■ Exercise brief
Below are entries; tally how many lines hold the string "color" and answer with only that figure.

[Figure data in JSON]
══════════════════════════════

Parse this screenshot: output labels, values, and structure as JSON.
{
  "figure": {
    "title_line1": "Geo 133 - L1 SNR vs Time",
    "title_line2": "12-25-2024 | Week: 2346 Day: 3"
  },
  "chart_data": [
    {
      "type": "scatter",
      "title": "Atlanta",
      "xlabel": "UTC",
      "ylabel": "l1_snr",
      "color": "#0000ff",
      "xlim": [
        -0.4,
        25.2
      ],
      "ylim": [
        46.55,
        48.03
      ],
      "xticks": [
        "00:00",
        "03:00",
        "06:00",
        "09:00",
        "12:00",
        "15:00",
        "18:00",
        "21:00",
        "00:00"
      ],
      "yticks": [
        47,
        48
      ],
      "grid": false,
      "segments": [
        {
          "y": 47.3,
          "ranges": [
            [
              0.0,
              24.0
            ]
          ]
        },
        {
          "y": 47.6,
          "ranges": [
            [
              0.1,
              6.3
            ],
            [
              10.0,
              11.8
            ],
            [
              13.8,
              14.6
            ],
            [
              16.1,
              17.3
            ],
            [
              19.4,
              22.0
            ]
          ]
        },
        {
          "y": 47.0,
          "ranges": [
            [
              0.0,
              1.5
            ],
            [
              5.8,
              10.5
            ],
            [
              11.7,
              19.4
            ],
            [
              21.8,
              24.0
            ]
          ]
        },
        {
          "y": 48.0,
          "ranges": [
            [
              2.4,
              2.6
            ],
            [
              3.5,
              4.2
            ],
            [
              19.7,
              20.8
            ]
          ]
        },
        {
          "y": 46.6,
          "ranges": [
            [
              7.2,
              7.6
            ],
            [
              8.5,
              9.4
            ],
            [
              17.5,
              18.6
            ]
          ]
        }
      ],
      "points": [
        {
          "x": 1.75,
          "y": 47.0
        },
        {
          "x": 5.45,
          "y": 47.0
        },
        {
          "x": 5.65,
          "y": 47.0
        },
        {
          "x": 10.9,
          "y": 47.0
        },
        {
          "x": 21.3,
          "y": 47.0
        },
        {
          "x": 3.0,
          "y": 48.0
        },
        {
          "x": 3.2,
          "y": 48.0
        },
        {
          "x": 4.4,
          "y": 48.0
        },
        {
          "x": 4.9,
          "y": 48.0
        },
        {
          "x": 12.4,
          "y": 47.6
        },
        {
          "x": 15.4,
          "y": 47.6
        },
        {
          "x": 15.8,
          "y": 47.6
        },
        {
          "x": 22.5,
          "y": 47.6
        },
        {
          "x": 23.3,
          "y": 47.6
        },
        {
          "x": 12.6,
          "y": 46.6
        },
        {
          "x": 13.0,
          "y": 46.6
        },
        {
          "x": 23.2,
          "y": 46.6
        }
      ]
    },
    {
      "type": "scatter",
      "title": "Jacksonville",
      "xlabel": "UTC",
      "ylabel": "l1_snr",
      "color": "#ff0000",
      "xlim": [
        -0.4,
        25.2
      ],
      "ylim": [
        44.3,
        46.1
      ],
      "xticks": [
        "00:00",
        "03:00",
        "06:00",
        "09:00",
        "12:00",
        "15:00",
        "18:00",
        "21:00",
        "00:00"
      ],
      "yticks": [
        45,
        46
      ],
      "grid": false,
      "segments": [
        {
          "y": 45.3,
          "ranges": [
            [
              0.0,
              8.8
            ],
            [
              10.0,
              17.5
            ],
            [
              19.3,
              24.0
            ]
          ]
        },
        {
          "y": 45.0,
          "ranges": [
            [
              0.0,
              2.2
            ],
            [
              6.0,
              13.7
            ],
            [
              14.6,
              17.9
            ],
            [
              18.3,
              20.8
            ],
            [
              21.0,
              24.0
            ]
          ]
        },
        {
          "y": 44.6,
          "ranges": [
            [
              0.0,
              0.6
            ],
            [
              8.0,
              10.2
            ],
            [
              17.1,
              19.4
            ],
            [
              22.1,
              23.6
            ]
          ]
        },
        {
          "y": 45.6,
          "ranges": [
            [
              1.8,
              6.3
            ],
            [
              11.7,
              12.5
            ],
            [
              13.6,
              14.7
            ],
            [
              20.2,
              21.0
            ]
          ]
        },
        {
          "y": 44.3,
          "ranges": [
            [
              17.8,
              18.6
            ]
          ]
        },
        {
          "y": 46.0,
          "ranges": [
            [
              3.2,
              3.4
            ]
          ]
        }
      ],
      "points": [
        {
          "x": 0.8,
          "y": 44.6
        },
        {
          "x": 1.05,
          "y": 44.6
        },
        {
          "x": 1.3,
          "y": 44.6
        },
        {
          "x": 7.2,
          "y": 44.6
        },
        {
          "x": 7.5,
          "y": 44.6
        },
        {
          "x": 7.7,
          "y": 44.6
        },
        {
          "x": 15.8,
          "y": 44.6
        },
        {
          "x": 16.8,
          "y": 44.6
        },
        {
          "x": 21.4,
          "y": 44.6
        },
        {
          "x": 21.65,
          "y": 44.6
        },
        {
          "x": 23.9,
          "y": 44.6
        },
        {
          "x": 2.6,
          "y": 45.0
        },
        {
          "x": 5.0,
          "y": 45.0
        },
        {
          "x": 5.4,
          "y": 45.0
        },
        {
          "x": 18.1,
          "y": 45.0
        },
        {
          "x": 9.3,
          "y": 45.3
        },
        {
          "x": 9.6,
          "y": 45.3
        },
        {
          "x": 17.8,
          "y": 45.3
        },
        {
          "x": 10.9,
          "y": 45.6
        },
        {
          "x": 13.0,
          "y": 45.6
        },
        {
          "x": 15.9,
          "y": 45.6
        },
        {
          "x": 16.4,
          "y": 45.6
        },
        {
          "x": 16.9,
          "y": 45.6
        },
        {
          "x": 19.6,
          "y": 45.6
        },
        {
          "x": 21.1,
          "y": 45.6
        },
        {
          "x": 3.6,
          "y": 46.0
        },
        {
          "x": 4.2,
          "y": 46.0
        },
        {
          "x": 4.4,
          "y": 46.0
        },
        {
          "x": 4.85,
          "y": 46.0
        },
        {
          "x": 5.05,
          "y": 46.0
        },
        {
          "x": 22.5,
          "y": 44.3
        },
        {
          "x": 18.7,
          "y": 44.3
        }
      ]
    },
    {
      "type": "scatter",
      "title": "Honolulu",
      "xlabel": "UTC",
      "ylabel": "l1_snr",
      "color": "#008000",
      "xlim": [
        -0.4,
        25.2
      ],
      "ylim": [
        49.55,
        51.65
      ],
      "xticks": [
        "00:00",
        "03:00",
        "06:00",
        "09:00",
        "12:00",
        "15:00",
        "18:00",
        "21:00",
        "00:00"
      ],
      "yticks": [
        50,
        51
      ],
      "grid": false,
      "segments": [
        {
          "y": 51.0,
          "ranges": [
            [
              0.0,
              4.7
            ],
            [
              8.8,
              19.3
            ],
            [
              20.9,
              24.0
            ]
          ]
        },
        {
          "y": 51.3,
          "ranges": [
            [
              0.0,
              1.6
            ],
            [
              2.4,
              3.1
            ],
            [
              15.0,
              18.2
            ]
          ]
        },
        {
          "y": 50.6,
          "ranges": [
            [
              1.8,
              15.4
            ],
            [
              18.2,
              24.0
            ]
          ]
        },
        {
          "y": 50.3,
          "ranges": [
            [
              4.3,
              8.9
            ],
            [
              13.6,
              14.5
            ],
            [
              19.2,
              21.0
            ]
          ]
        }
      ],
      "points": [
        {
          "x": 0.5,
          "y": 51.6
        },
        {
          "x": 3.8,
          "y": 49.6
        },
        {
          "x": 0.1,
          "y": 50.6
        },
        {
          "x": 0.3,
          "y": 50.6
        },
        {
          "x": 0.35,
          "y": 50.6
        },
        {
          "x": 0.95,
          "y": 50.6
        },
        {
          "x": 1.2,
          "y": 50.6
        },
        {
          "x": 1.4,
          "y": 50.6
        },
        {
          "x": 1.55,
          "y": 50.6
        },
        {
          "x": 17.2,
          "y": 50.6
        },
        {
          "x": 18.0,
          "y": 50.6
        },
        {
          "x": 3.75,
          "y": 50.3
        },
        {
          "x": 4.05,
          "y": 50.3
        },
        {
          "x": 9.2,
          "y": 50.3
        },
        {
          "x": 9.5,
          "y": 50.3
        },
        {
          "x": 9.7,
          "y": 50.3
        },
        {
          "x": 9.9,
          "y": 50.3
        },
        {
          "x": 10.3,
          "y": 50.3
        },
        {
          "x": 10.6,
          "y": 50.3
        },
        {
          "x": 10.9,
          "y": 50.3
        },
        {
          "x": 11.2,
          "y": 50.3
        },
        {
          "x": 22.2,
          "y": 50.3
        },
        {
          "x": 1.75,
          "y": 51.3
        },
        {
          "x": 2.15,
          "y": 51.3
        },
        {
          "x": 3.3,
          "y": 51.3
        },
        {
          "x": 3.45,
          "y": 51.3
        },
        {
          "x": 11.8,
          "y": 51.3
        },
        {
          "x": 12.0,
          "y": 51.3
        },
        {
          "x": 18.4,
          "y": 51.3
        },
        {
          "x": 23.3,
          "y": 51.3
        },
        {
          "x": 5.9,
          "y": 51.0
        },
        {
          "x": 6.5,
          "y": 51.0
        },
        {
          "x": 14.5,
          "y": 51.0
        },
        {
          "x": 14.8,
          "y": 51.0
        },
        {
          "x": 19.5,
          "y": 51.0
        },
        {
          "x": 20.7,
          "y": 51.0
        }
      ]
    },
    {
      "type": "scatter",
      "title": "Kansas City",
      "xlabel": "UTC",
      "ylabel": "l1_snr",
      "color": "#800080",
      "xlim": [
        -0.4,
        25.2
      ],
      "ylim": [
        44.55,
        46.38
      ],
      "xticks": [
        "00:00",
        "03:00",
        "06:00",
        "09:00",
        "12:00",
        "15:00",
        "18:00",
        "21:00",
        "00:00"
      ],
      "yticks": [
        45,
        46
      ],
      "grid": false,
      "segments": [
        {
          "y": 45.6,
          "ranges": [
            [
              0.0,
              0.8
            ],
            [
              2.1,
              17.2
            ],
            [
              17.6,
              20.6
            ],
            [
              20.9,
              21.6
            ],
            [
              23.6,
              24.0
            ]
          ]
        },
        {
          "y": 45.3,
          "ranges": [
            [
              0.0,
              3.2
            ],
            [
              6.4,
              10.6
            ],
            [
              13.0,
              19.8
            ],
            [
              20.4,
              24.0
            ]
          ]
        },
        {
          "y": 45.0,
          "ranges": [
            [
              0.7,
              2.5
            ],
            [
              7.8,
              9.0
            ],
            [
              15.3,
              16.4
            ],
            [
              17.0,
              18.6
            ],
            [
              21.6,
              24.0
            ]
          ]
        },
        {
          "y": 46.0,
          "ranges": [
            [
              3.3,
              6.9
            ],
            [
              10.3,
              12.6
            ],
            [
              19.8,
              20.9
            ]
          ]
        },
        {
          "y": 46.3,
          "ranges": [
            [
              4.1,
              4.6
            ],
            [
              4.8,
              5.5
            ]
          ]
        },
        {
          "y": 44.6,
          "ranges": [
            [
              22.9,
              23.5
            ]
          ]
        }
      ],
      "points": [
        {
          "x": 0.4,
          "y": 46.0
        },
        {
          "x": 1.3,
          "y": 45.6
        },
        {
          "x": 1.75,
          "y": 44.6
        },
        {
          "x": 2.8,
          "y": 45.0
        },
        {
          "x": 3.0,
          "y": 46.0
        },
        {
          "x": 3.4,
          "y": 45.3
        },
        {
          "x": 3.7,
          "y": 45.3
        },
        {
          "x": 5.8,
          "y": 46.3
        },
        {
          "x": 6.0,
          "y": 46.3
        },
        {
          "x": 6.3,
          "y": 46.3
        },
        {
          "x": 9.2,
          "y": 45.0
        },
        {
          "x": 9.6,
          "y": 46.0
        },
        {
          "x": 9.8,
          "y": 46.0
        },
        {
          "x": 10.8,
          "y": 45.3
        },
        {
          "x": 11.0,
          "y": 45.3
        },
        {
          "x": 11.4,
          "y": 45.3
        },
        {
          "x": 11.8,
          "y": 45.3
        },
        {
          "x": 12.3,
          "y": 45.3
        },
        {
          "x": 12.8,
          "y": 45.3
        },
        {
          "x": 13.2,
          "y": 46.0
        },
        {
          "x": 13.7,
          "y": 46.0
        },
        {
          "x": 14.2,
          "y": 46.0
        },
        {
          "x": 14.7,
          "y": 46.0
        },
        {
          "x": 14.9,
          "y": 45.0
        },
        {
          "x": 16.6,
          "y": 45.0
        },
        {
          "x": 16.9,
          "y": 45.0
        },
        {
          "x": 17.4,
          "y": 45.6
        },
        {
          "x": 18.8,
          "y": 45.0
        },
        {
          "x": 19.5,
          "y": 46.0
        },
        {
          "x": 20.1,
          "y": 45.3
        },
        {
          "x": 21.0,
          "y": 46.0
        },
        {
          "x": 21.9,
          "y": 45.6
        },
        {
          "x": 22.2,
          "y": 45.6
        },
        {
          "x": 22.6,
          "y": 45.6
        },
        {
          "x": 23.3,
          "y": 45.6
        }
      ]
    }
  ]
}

══════════════════════════════

■ In response
4